■ **Challenge**
Read through the entries below and return each line with the word "estimate".

[Figure collection entries]
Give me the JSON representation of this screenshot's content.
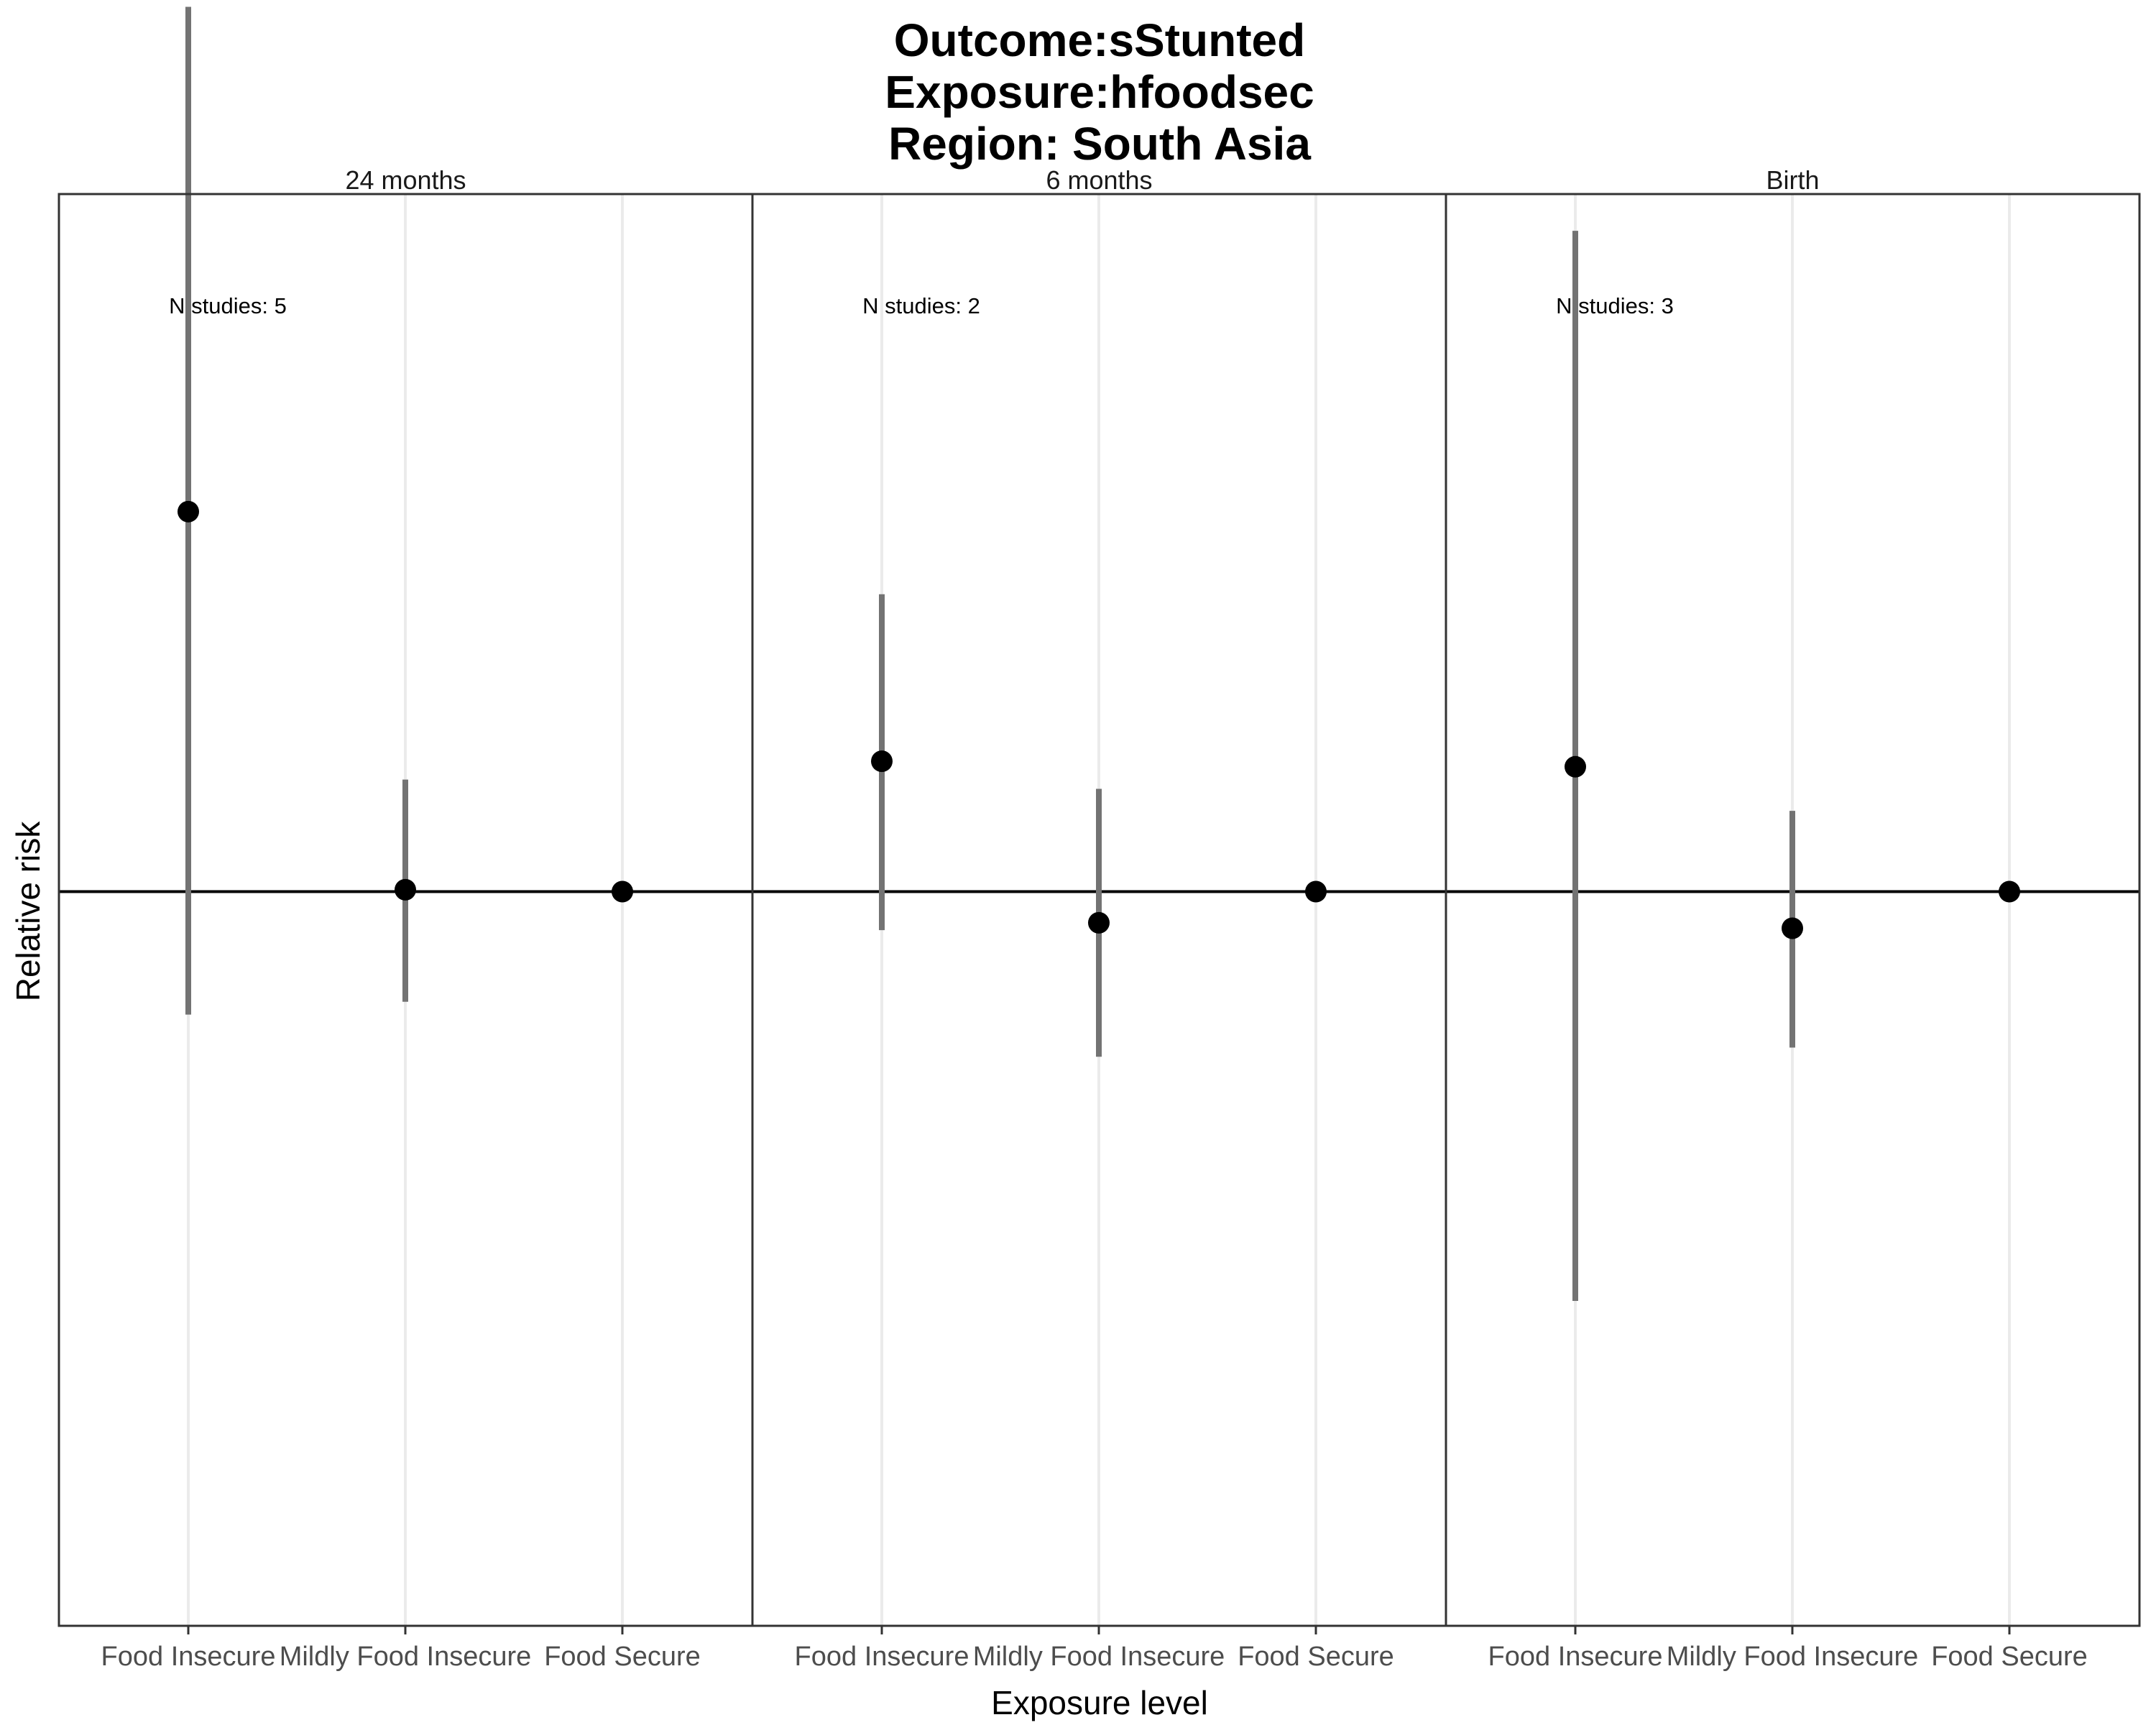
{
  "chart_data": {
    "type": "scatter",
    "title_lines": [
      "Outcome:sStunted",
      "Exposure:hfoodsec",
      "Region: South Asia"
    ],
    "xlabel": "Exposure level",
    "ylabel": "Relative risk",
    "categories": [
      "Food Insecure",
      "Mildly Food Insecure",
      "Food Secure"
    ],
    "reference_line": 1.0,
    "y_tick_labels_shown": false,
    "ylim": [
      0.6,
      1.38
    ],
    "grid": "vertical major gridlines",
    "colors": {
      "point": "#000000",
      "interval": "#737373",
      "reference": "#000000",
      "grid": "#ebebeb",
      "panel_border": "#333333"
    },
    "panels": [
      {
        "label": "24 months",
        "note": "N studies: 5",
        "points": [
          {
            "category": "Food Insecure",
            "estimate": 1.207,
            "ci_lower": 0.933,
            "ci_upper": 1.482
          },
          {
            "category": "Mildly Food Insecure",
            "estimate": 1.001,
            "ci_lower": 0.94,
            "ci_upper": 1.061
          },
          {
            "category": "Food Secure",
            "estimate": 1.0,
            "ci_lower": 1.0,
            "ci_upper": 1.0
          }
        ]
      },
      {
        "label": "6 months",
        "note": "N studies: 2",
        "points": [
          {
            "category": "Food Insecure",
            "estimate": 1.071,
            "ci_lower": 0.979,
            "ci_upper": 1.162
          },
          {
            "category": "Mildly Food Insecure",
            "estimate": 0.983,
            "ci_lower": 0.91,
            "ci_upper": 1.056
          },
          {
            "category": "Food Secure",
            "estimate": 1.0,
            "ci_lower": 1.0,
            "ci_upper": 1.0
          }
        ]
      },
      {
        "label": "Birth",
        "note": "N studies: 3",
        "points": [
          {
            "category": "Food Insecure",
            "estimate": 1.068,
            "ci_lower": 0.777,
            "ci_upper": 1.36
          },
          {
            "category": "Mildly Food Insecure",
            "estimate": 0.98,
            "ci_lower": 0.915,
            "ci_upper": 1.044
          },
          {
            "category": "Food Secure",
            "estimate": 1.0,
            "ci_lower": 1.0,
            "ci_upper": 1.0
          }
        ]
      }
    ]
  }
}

■ **Task result**
            "estimate": 1.207,
            "estimate": 1.001,
            "estimate": 1.0,
            "estimate": 1.071,
            "estimate": 0.983,
            "estimate": 1.0,
            "estimate": 1.068,
            "estimate": 0.98,
            "estimate": 1.0,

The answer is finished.